* begin *

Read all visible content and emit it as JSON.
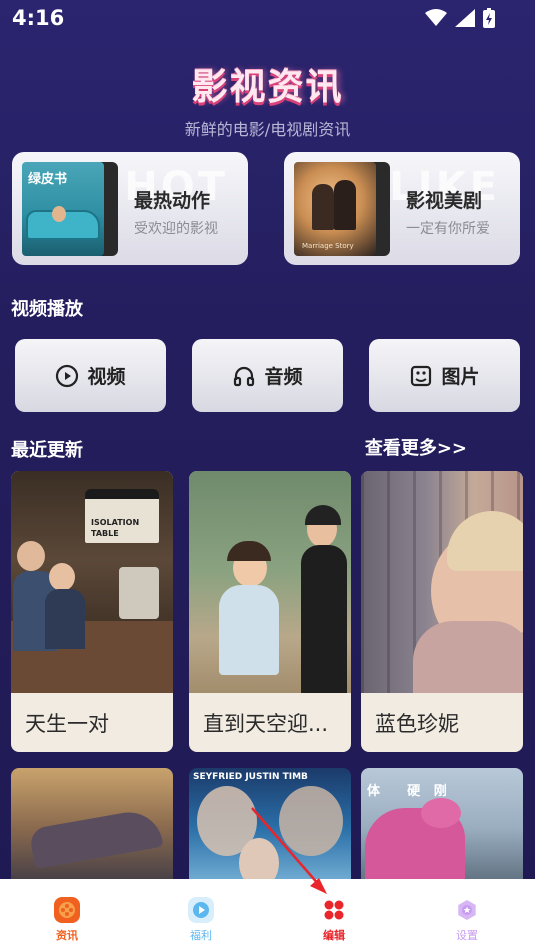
{
  "status": {
    "time": "4:16"
  },
  "header": {
    "title": "影视资讯",
    "subtitle": "新鲜的电影/电视剧资讯"
  },
  "features": [
    {
      "title": "最热动作",
      "subtitle": "受欢迎的影视",
      "ghost": "HOT",
      "poster_title": "绿皮书"
    },
    {
      "title": "影视美剧",
      "subtitle": "一定有你所爱",
      "ghost": "LIKE",
      "poster_title": "Marriage Story"
    }
  ],
  "media": {
    "section_title": "视频播放",
    "buttons": [
      {
        "label": "视频",
        "icon": "play-circle-icon"
      },
      {
        "label": "音频",
        "icon": "headphones-icon"
      },
      {
        "label": "图片",
        "icon": "image-icon"
      }
    ]
  },
  "recent": {
    "section_title": "最近更新",
    "see_more": "查看更多>>",
    "movies": [
      {
        "title": "天生一对",
        "sign": "ISOLATION TABLE"
      },
      {
        "title": "直到天空迎..."
      },
      {
        "title": "蓝色珍妮"
      }
    ],
    "more_posters": [
      {
        "caption": ""
      },
      {
        "caption": "SEYFRIED   JUSTIN TIMB"
      },
      {
        "caption": "体      硬   刚"
      }
    ]
  },
  "nav": {
    "items": [
      {
        "label": "资讯",
        "icon": "film-reel-icon",
        "color": "#f0601f"
      },
      {
        "label": "福利",
        "icon": "play-icon",
        "color": "#5cb7ef"
      },
      {
        "label": "编辑",
        "icon": "grid-icon",
        "color": "#e8262b"
      },
      {
        "label": "设置",
        "icon": "gear-icon",
        "color": "#c79bef"
      }
    ]
  }
}
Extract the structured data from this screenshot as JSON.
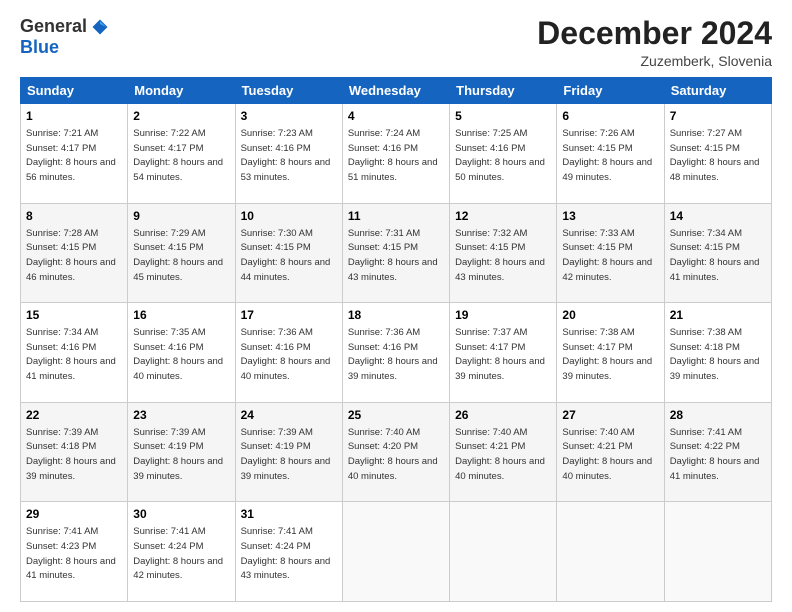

* end *

◆ REQUEST ◆
Which lines hold the string "play"? List them all.

◆ EXERCISE RESULT ◆
        "icon": "play-circle-icon"
        "icon": "play-icon",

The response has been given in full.